'''
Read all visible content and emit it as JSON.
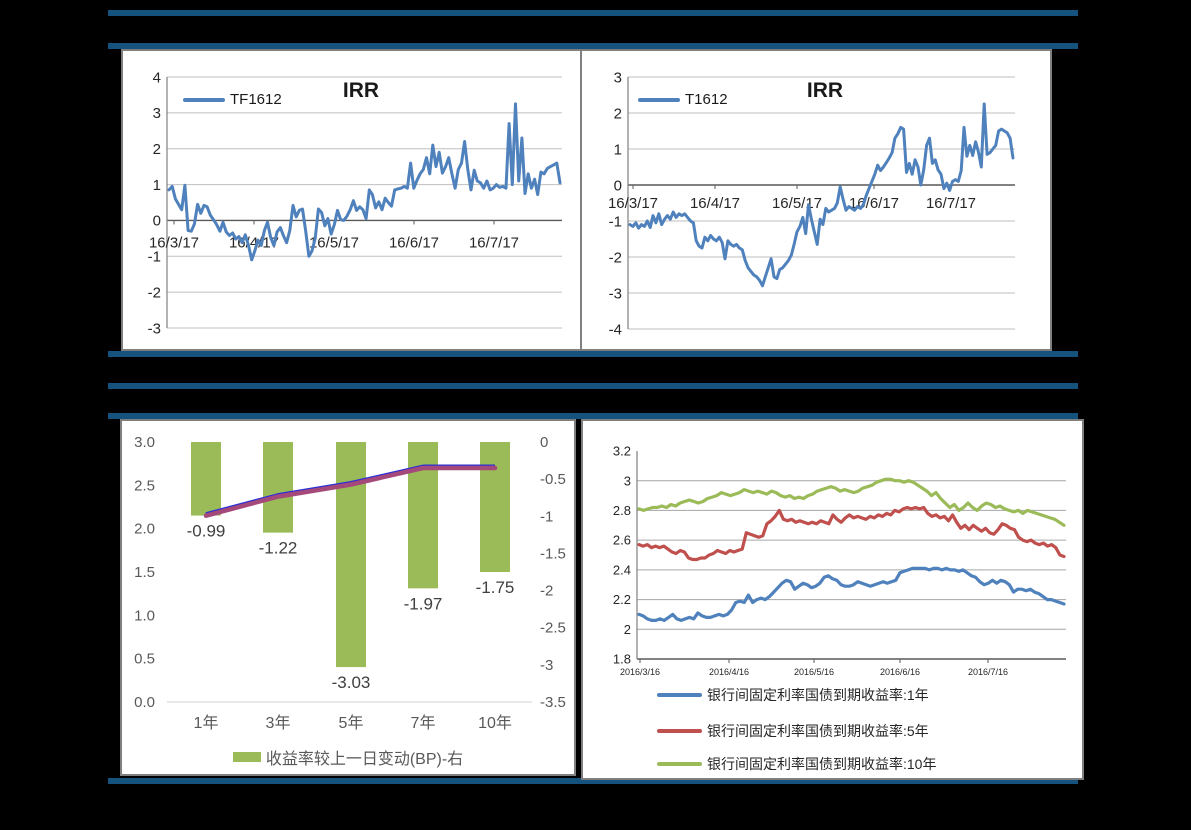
{
  "page": {
    "background_color": "#000000",
    "divider_color": "#15527E",
    "panel_color": "#FFFFFF"
  },
  "chart_data": [
    {
      "id": "tf1612_irr",
      "type": "line",
      "title": "IRR",
      "y_tick_labels": [
        "4",
        "3",
        "2",
        "1",
        "0",
        "-1",
        "-2",
        "-3"
      ],
      "x_tick_labels": [
        "16/3/17",
        "16/4/17",
        "16/5/17",
        "16/6/17",
        "16/7/17"
      ],
      "ylim": [
        -3,
        4
      ],
      "grid": true,
      "legend_position": "top-left",
      "series": [
        {
          "name": "TF1612",
          "color": "#4F81BD",
          "values": [
            0.85,
            0.95,
            0.6,
            0.45,
            0.3,
            0.98,
            -0.28,
            -0.3,
            -0.1,
            0.45,
            0.2,
            0.42,
            0.38,
            0.15,
            0.02,
            -0.12,
            -0.3,
            -0.05,
            -0.32,
            -0.42,
            -0.35,
            -0.52,
            -0.45,
            -0.62,
            -0.4,
            -0.7,
            -1.1,
            -0.85,
            -0.55,
            -0.7,
            -0.28,
            -0.05,
            -0.48,
            -0.7,
            -0.32,
            -0.2,
            -0.42,
            -0.62,
            -0.28,
            0.42,
            0.1,
            0.28,
            0.32,
            -0.3,
            -1.0,
            -0.85,
            -0.5,
            0.32,
            0.22,
            -0.15,
            0.05,
            -0.38,
            -0.12,
            0.28,
            0.02,
            0.0,
            0.12,
            0.3,
            0.55,
            0.28,
            0.38,
            0.3,
            0.05,
            0.85,
            0.72,
            0.35,
            0.52,
            0.3,
            0.62,
            0.5,
            0.4,
            0.85,
            0.88,
            0.9,
            0.95,
            0.9,
            1.6,
            0.9,
            1.12,
            1.3,
            1.42,
            1.75,
            1.3,
            2.1,
            1.5,
            1.9,
            1.32,
            1.5,
            1.75,
            1.3,
            0.9,
            1.42,
            1.6,
            2.2,
            1.42,
            0.85,
            1.4,
            1.1,
            1.05,
            0.9,
            1.1,
            0.85,
            0.9,
            1.0,
            0.92,
            0.95,
            0.9,
            2.7,
            1.0,
            3.25,
            1.1,
            2.3,
            0.75,
            1.3,
            0.9,
            1.15,
            0.72,
            1.35,
            1.3,
            1.45,
            1.5,
            1.55,
            1.6,
            1.05
          ]
        }
      ]
    },
    {
      "id": "t1612_irr",
      "type": "line",
      "title": "IRR",
      "y_tick_labels": [
        "3",
        "2",
        "1",
        "0",
        "-1",
        "-2",
        "-3",
        "-4"
      ],
      "x_tick_labels": [
        "16/3/17",
        "16/4/17",
        "16/5/17",
        "16/6/17",
        "16/7/17"
      ],
      "ylim": [
        -4,
        3
      ],
      "grid": true,
      "legend_position": "top-left",
      "series": [
        {
          "name": "T1612",
          "color": "#4F81BD",
          "values": [
            -1.1,
            -1.15,
            -1.05,
            -1.2,
            -1.1,
            -1.15,
            -1.0,
            -1.18,
            -0.85,
            -1.05,
            -0.8,
            -1.1,
            -0.95,
            -0.85,
            -0.95,
            -0.75,
            -0.9,
            -0.8,
            -0.85,
            -0.8,
            -0.9,
            -1.0,
            -1.05,
            -1.55,
            -1.7,
            -1.75,
            -1.45,
            -1.55,
            -1.4,
            -1.5,
            -1.55,
            -1.45,
            -1.6,
            -2.05,
            -1.55,
            -1.65,
            -1.7,
            -1.65,
            -1.75,
            -1.8,
            -2.1,
            -2.3,
            -2.4,
            -2.5,
            -2.55,
            -2.65,
            -2.8,
            -2.55,
            -2.3,
            -2.05,
            -2.55,
            -2.6,
            -2.35,
            -2.3,
            -2.2,
            -2.1,
            -1.95,
            -1.65,
            -1.3,
            -1.15,
            -0.9,
            -1.35,
            -0.55,
            -0.95,
            -1.3,
            -1.65,
            -0.95,
            -1.1,
            -0.65,
            -0.75,
            -0.7,
            -0.65,
            -0.5,
            -0.05,
            -0.4,
            -0.7,
            -0.6,
            -0.65,
            -0.7,
            -0.6,
            -0.65,
            -0.55,
            -0.3,
            -0.1,
            0.1,
            0.3,
            0.55,
            0.4,
            0.5,
            0.62,
            0.75,
            0.9,
            1.3,
            1.42,
            1.6,
            1.55,
            0.35,
            0.6,
            0.3,
            0.7,
            0.5,
            0.0,
            0.42,
            1.1,
            1.3,
            0.6,
            0.7,
            0.42,
            0.3,
            -0.1,
            0.05,
            -0.15,
            0.1,
            0.15,
            0.1,
            0.4,
            1.6,
            0.8,
            1.1,
            0.82,
            1.2,
            0.92,
            0.5,
            2.25,
            0.85,
            0.9,
            1.0,
            1.1,
            1.5,
            1.55,
            1.5,
            1.45,
            1.3,
            0.75
          ]
        }
      ]
    },
    {
      "id": "yield_change_bp",
      "type": "bar",
      "categories": [
        "1年",
        "3年",
        "5年",
        "7年",
        "10年"
      ],
      "bars": {
        "name": "收益率较上一日变动(BP)-右",
        "color": "#9BBB59",
        "values": [
          -0.99,
          -1.22,
          -3.03,
          -1.97,
          -1.75
        ],
        "labels": [
          "-0.99",
          "-1.22",
          "-3.03",
          "-1.97",
          "-1.75"
        ]
      },
      "left_axis_tick_labels": [
        "3.0",
        "2.5",
        "2.0",
        "1.5",
        "1.0",
        "0.5",
        "0.0"
      ],
      "left_axis_lim": [
        0.0,
        3.0
      ],
      "right_axis_tick_labels": [
        "0",
        "-0.5",
        "-1",
        "-1.5",
        "-2",
        "-2.5",
        "-3",
        "-3.5"
      ],
      "right_axis_lim": [
        -3.5,
        0
      ],
      "legend_position": "bottom-center",
      "lines": [
        {
          "color": "#2A2FD6",
          "values": [
            2.17,
            2.39,
            2.53,
            2.72,
            2.72
          ]
        },
        {
          "color": "#A5487A",
          "values": [
            2.15,
            2.37,
            2.51,
            2.7,
            2.7
          ]
        }
      ]
    },
    {
      "id": "cgb_yields",
      "type": "line",
      "y_tick_labels": [
        "3.2",
        "3",
        "2.8",
        "2.6",
        "2.4",
        "2.2",
        "2",
        "1.8"
      ],
      "x_tick_labels": [
        "2016/3/16",
        "2016/4/16",
        "2016/5/16",
        "2016/6/16",
        "2016/7/16"
      ],
      "ylim": [
        1.8,
        3.2
      ],
      "grid": true,
      "legend_position": "bottom-left",
      "series": [
        {
          "name": "银行间固定利率国债到期收益率:1年",
          "color": "#4F81BD",
          "values": [
            2.1,
            2.09,
            2.07,
            2.06,
            2.06,
            2.07,
            2.06,
            2.08,
            2.1,
            2.07,
            2.06,
            2.07,
            2.08,
            2.07,
            2.11,
            2.09,
            2.08,
            2.08,
            2.09,
            2.1,
            2.09,
            2.1,
            2.13,
            2.18,
            2.19,
            2.18,
            2.23,
            2.18,
            2.2,
            2.21,
            2.2,
            2.22,
            2.25,
            2.28,
            2.31,
            2.33,
            2.32,
            2.27,
            2.29,
            2.31,
            2.3,
            2.28,
            2.29,
            2.31,
            2.35,
            2.36,
            2.34,
            2.33,
            2.3,
            2.29,
            2.29,
            2.3,
            2.32,
            2.31,
            2.3,
            2.29,
            2.3,
            2.31,
            2.32,
            2.31,
            2.32,
            2.33,
            2.38,
            2.39,
            2.4,
            2.41,
            2.41,
            2.41,
            2.41,
            2.4,
            2.41,
            2.41,
            2.4,
            2.41,
            2.4,
            2.4,
            2.39,
            2.4,
            2.38,
            2.36,
            2.35,
            2.32,
            2.3,
            2.31,
            2.33,
            2.31,
            2.33,
            2.32,
            2.3,
            2.25,
            2.27,
            2.27,
            2.26,
            2.27,
            2.25,
            2.24,
            2.22,
            2.2,
            2.2,
            2.19,
            2.18,
            2.17
          ]
        },
        {
          "name": "银行间固定利率国债到期收益率:5年",
          "color": "#C0504D",
          "values": [
            2.57,
            2.56,
            2.57,
            2.55,
            2.56,
            2.55,
            2.56,
            2.54,
            2.52,
            2.51,
            2.53,
            2.52,
            2.48,
            2.47,
            2.47,
            2.48,
            2.48,
            2.5,
            2.51,
            2.53,
            2.52,
            2.51,
            2.53,
            2.52,
            2.53,
            2.54,
            2.65,
            2.64,
            2.63,
            2.62,
            2.63,
            2.71,
            2.73,
            2.76,
            2.8,
            2.74,
            2.73,
            2.74,
            2.72,
            2.73,
            2.72,
            2.71,
            2.72,
            2.71,
            2.73,
            2.72,
            2.71,
            2.77,
            2.74,
            2.72,
            2.75,
            2.77,
            2.75,
            2.76,
            2.75,
            2.74,
            2.76,
            2.75,
            2.77,
            2.76,
            2.78,
            2.77,
            2.8,
            2.79,
            2.81,
            2.82,
            2.81,
            2.82,
            2.81,
            2.82,
            2.78,
            2.76,
            2.77,
            2.75,
            2.76,
            2.73,
            2.77,
            2.72,
            2.68,
            2.7,
            2.67,
            2.7,
            2.68,
            2.66,
            2.68,
            2.65,
            2.64,
            2.67,
            2.71,
            2.7,
            2.68,
            2.67,
            2.62,
            2.6,
            2.59,
            2.6,
            2.58,
            2.57,
            2.58,
            2.56,
            2.57,
            2.55,
            2.5,
            2.49
          ]
        },
        {
          "name": "银行间固定利率国债到期收益率:10年",
          "color": "#9BBB59",
          "values": [
            2.81,
            2.8,
            2.81,
            2.82,
            2.82,
            2.83,
            2.82,
            2.84,
            2.83,
            2.85,
            2.86,
            2.87,
            2.86,
            2.85,
            2.86,
            2.88,
            2.89,
            2.9,
            2.92,
            2.91,
            2.9,
            2.91,
            2.92,
            2.94,
            2.93,
            2.92,
            2.93,
            2.92,
            2.91,
            2.93,
            2.92,
            2.9,
            2.89,
            2.9,
            2.88,
            2.89,
            2.88,
            2.9,
            2.91,
            2.93,
            2.94,
            2.95,
            2.96,
            2.95,
            2.93,
            2.94,
            2.93,
            2.92,
            2.93,
            2.95,
            2.96,
            2.97,
            2.99,
            3.0,
            3.01,
            3.01,
            3.0,
            3.0,
            2.99,
            3.0,
            2.99,
            2.97,
            2.95,
            2.93,
            2.9,
            2.92,
            2.88,
            2.85,
            2.82,
            2.84,
            2.8,
            2.82,
            2.85,
            2.82,
            2.8,
            2.83,
            2.85,
            2.84,
            2.82,
            2.83,
            2.81,
            2.8,
            2.79,
            2.8,
            2.78,
            2.8,
            2.79,
            2.78,
            2.77,
            2.76,
            2.75,
            2.74,
            2.72,
            2.7
          ]
        }
      ]
    }
  ]
}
'''
**Goal of the exercise**
Search the lines above for the string "name", then show every one that has it.

**Exercise answer**
          "name": "TF1612",
          "name": "T1612",
        "name": "收益率较上一日变动(BP)-右",
          "name": "银行间固定利率国债到期收益率:1年",
          "name": "银行间固定利率国债到期收益率:5年",
          "name": "银行间固定利率国债到期收益率:10年",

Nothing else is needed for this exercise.